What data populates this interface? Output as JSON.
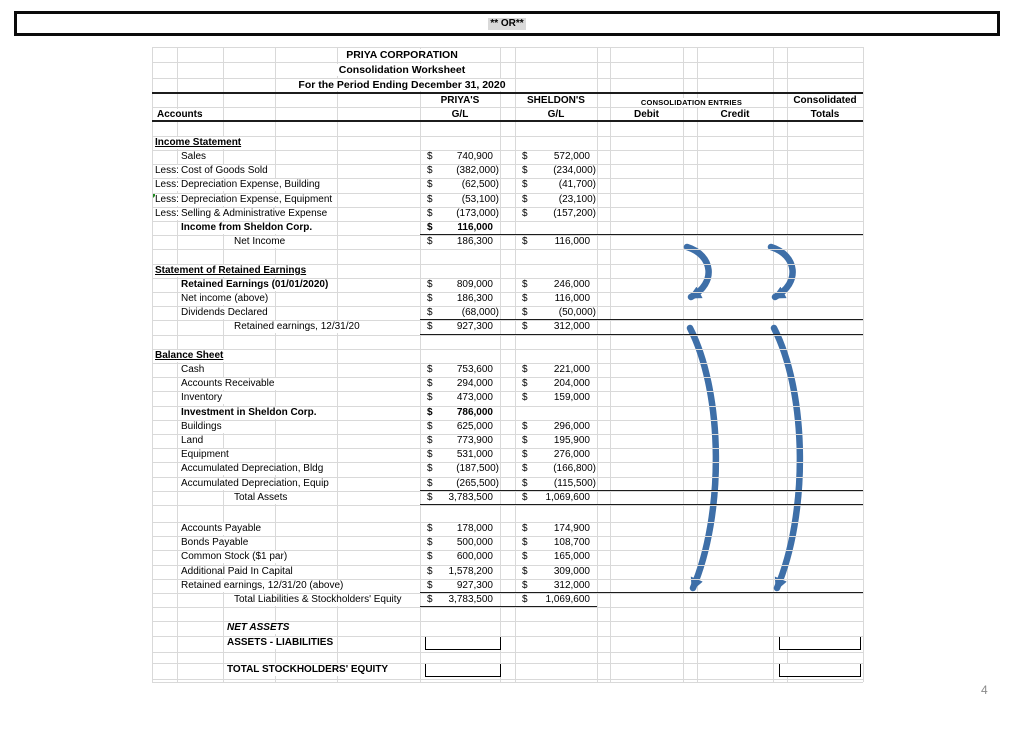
{
  "banner": {
    "label": "** OR**"
  },
  "page_number": "4",
  "sheet": {
    "title": {
      "line1": "PRIYA CORPORATION",
      "line2": "Consolidation Worksheet",
      "line3": "For  the Period Ending December 31, 2020"
    },
    "header": {
      "accounts": "Accounts",
      "priya_top": "PRIYA'S",
      "priya_bottom": "G/L",
      "sheldon_top": "SHELDON'S",
      "sheldon_bottom": "G/L",
      "consolidation_entries": "CONSOLIDATION ENTRIES",
      "debit": "Debit",
      "credit": "Credit",
      "consolidated_top": "Consolidated",
      "consolidated_bottom": "Totals"
    },
    "rows": [
      {
        "type": "blank"
      },
      {
        "type": "section",
        "label": "Income Statement"
      },
      {
        "type": "item",
        "label": "Sales",
        "priya": "740,900",
        "sheldon": "572,000"
      },
      {
        "type": "item",
        "prefix": "Less:",
        "label": "Cost of Goods Sold",
        "priya": "(382,000)",
        "sheldon": "(234,000)"
      },
      {
        "type": "item",
        "prefix": "Less:",
        "label": "Depreciation Expense, Building",
        "priya": "(62,500)",
        "sheldon": "(41,700)"
      },
      {
        "type": "item",
        "prefix": "Less:",
        "label": "Depreciation Expense, Equipment",
        "priya": "(53,100)",
        "sheldon": "(23,100)",
        "corner_marker": true
      },
      {
        "type": "item",
        "prefix": "Less:",
        "label": "Selling & Administrative Expense",
        "priya": "(173,000)",
        "sheldon": "(157,200)"
      },
      {
        "type": "item",
        "label": "Income from Sheldon Corp.",
        "bold": true,
        "amount_bold": true,
        "priya": "116,000",
        "rule": "full"
      },
      {
        "type": "total",
        "label": "Net Income",
        "priya": "186,300",
        "sheldon": "116,000"
      },
      {
        "type": "blank"
      },
      {
        "type": "section",
        "label": "Statement of Retained Earnings"
      },
      {
        "type": "item",
        "label": "Retained Earnings (01/01/2020)",
        "bold": true,
        "priya": "809,000",
        "sheldon": "246,000"
      },
      {
        "type": "item",
        "label": "Net income (above)",
        "priya": "186,300",
        "sheldon": "116,000"
      },
      {
        "type": "item",
        "label": "Dividends Declared",
        "priya": "(68,000)",
        "sheldon": "(50,000)",
        "rule": "full"
      },
      {
        "type": "total",
        "label": "Retained earnings, 12/31/20",
        "priya": "927,300",
        "sheldon": "312,000",
        "rule": "full"
      },
      {
        "type": "blank"
      },
      {
        "type": "section",
        "label": "Balance Sheet"
      },
      {
        "type": "item",
        "label": "Cash",
        "priya": "753,600",
        "sheldon": "221,000"
      },
      {
        "type": "item",
        "label": "Accounts Receivable",
        "priya": "294,000",
        "sheldon": "204,000"
      },
      {
        "type": "item",
        "label": "Inventory",
        "priya": "473,000",
        "sheldon": "159,000"
      },
      {
        "type": "item",
        "label": "Investment in Sheldon Corp.",
        "bold": true,
        "amount_bold": true,
        "priya": "786,000"
      },
      {
        "type": "item",
        "label": "Buildings",
        "priya": "625,000",
        "sheldon": "296,000"
      },
      {
        "type": "item",
        "label": "Land",
        "priya": "773,900",
        "sheldon": "195,900"
      },
      {
        "type": "item",
        "label": "Equipment",
        "priya": "531,000",
        "sheldon": "276,000"
      },
      {
        "type": "item",
        "label": "Accumulated Depreciation, Bldg",
        "priya": "(187,500)",
        "sheldon": "(166,800)"
      },
      {
        "type": "item",
        "label": "Accumulated Depreciation, Equip",
        "priya": "(265,500)",
        "sheldon": "(115,500)",
        "rule": "full"
      },
      {
        "type": "total",
        "label": "Total Assets",
        "priya": "3,783,500",
        "sheldon": "1,069,600",
        "rule": "full"
      },
      {
        "type": "blank"
      },
      {
        "type": "item",
        "label": "Accounts Payable",
        "priya": "178,000",
        "sheldon": "174,900"
      },
      {
        "type": "item",
        "label": "Bonds Payable",
        "priya": "500,000",
        "sheldon": "108,700"
      },
      {
        "type": "item",
        "label": "Common Stock ($1 par)",
        "priya": "600,000",
        "sheldon": "165,000"
      },
      {
        "type": "item",
        "label": "Additional Paid In Capital",
        "priya": "1,578,200",
        "sheldon": "309,000"
      },
      {
        "type": "item",
        "label": "Retained earnings, 12/31/20 (above)",
        "priya": "927,300",
        "sheldon": "312,000",
        "rule": "full"
      },
      {
        "type": "total",
        "label": "Total Liabilities & Stockholders' Equity",
        "priya": "3,783,500",
        "sheldon": "1,069,600",
        "rule": "amounts"
      },
      {
        "type": "blank"
      },
      {
        "type": "label",
        "label": "NET ASSETS",
        "bold": true,
        "italic": true
      },
      {
        "type": "boxes",
        "key": "assets-liabilities",
        "label": "ASSETS - LIABILITIES",
        "bold": true
      },
      {
        "type": "blank"
      },
      {
        "type": "boxes",
        "key": "total-stockholders-equity",
        "label": "TOTAL STOCKHOLDERS' EQUITY",
        "bold": true
      },
      {
        "type": "blank"
      }
    ]
  },
  "colors": {
    "arrow_blue": "#3e6fa8",
    "grid_gray": "#d9d9d9",
    "comment_marker_green": "#1f8a1f",
    "banner_highlight": "#d9d9d9",
    "page_number_gray": "#8a8a8a"
  }
}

+++

◆ Exercise goal: Quote the data above in full, leaving out the pictures it holds.

◆ Response to the task:
What data populates this interface? Output as JSON.
{
  "banner": {
    "label": "** OR**"
  },
  "page_number": "4",
  "sheet": {
    "title": {
      "line1": "PRIYA CORPORATION",
      "line2": "Consolidation Worksheet",
      "line3": "For  the Period Ending December 31, 2020"
    },
    "header": {
      "accounts": "Accounts",
      "priya_top": "PRIYA'S",
      "priya_bottom": "G/L",
      "sheldon_top": "SHELDON'S",
      "sheldon_bottom": "G/L",
      "consolidation_entries": "CONSOLIDATION ENTRIES",
      "debit": "Debit",
      "credit": "Credit",
      "consolidated_top": "Consolidated",
      "consolidated_bottom": "Totals"
    },
    "rows": [
      {
        "type": "blank"
      },
      {
        "type": "section",
        "label": "Income Statement"
      },
      {
        "type": "item",
        "label": "Sales",
        "priya": "740,900",
        "sheldon": "572,000"
      },
      {
        "type": "item",
        "prefix": "Less:",
        "label": "Cost of Goods Sold",
        "priya": "(382,000)",
        "sheldon": "(234,000)"
      },
      {
        "type": "item",
        "prefix": "Less:",
        "label": "Depreciation Expense, Building",
        "priya": "(62,500)",
        "sheldon": "(41,700)"
      },
      {
        "type": "item",
        "prefix": "Less:",
        "label": "Depreciation Expense, Equipment",
        "priya": "(53,100)",
        "sheldon": "(23,100)",
        "corner_marker": true
      },
      {
        "type": "item",
        "prefix": "Less:",
        "label": "Selling & Administrative Expense",
        "priya": "(173,000)",
        "sheldon": "(157,200)"
      },
      {
        "type": "item",
        "label": "Income from Sheldon Corp.",
        "bold": true,
        "amount_bold": true,
        "priya": "116,000",
        "rule": "full"
      },
      {
        "type": "total",
        "label": "Net Income",
        "priya": "186,300",
        "sheldon": "116,000"
      },
      {
        "type": "blank"
      },
      {
        "type": "section",
        "label": "Statement of Retained Earnings"
      },
      {
        "type": "item",
        "label": "Retained Earnings (01/01/2020)",
        "bold": true,
        "priya": "809,000",
        "sheldon": "246,000"
      },
      {
        "type": "item",
        "label": "Net income (above)",
        "priya": "186,300",
        "sheldon": "116,000"
      },
      {
        "type": "item",
        "label": "Dividends Declared",
        "priya": "(68,000)",
        "sheldon": "(50,000)",
        "rule": "full"
      },
      {
        "type": "total",
        "label": "Retained earnings, 12/31/20",
        "priya": "927,300",
        "sheldon": "312,000",
        "rule": "full"
      },
      {
        "type": "blank"
      },
      {
        "type": "section",
        "label": "Balance Sheet"
      },
      {
        "type": "item",
        "label": "Cash",
        "priya": "753,600",
        "sheldon": "221,000"
      },
      {
        "type": "item",
        "label": "Accounts Receivable",
        "priya": "294,000",
        "sheldon": "204,000"
      },
      {
        "type": "item",
        "label": "Inventory",
        "priya": "473,000",
        "sheldon": "159,000"
      },
      {
        "type": "item",
        "label": "Investment in Sheldon Corp.",
        "bold": true,
        "amount_bold": true,
        "priya": "786,000"
      },
      {
        "type": "item",
        "label": "Buildings",
        "priya": "625,000",
        "sheldon": "296,000"
      },
      {
        "type": "item",
        "label": "Land",
        "priya": "773,900",
        "sheldon": "195,900"
      },
      {
        "type": "item",
        "label": "Equipment",
        "priya": "531,000",
        "sheldon": "276,000"
      },
      {
        "type": "item",
        "label": "Accumulated Depreciation, Bldg",
        "priya": "(187,500)",
        "sheldon": "(166,800)"
      },
      {
        "type": "item",
        "label": "Accumulated Depreciation, Equip",
        "priya": "(265,500)",
        "sheldon": "(115,500)",
        "rule": "full"
      },
      {
        "type": "total",
        "label": "Total Assets",
        "priya": "3,783,500",
        "sheldon": "1,069,600",
        "rule": "full"
      },
      {
        "type": "blank"
      },
      {
        "type": "item",
        "label": "Accounts Payable",
        "priya": "178,000",
        "sheldon": "174,900"
      },
      {
        "type": "item",
        "label": "Bonds Payable",
        "priya": "500,000",
        "sheldon": "108,700"
      },
      {
        "type": "item",
        "label": "Common Stock ($1 par)",
        "priya": "600,000",
        "sheldon": "165,000"
      },
      {
        "type": "item",
        "label": "Additional Paid In Capital",
        "priya": "1,578,200",
        "sheldon": "309,000"
      },
      {
        "type": "item",
        "label": "Retained earnings, 12/31/20 (above)",
        "priya": "927,300",
        "sheldon": "312,000",
        "rule": "full"
      },
      {
        "type": "total",
        "label": "Total Liabilities & Stockholders' Equity",
        "priya": "3,783,500",
        "sheldon": "1,069,600",
        "rule": "amounts"
      },
      {
        "type": "blank"
      },
      {
        "type": "label",
        "label": "NET ASSETS",
        "bold": true,
        "italic": true
      },
      {
        "type": "boxes",
        "key": "assets-liabilities",
        "label": "ASSETS - LIABILITIES",
        "bold": true
      },
      {
        "type": "blank"
      },
      {
        "type": "boxes",
        "key": "total-stockholders-equity",
        "label": "TOTAL STOCKHOLDERS' EQUITY",
        "bold": true
      },
      {
        "type": "blank"
      }
    ]
  },
  "colors": {
    "arrow_blue": "#3e6fa8",
    "grid_gray": "#d9d9d9",
    "comment_marker_green": "#1f8a1f",
    "banner_highlight": "#d9d9d9",
    "page_number_gray": "#8a8a8a"
  }
}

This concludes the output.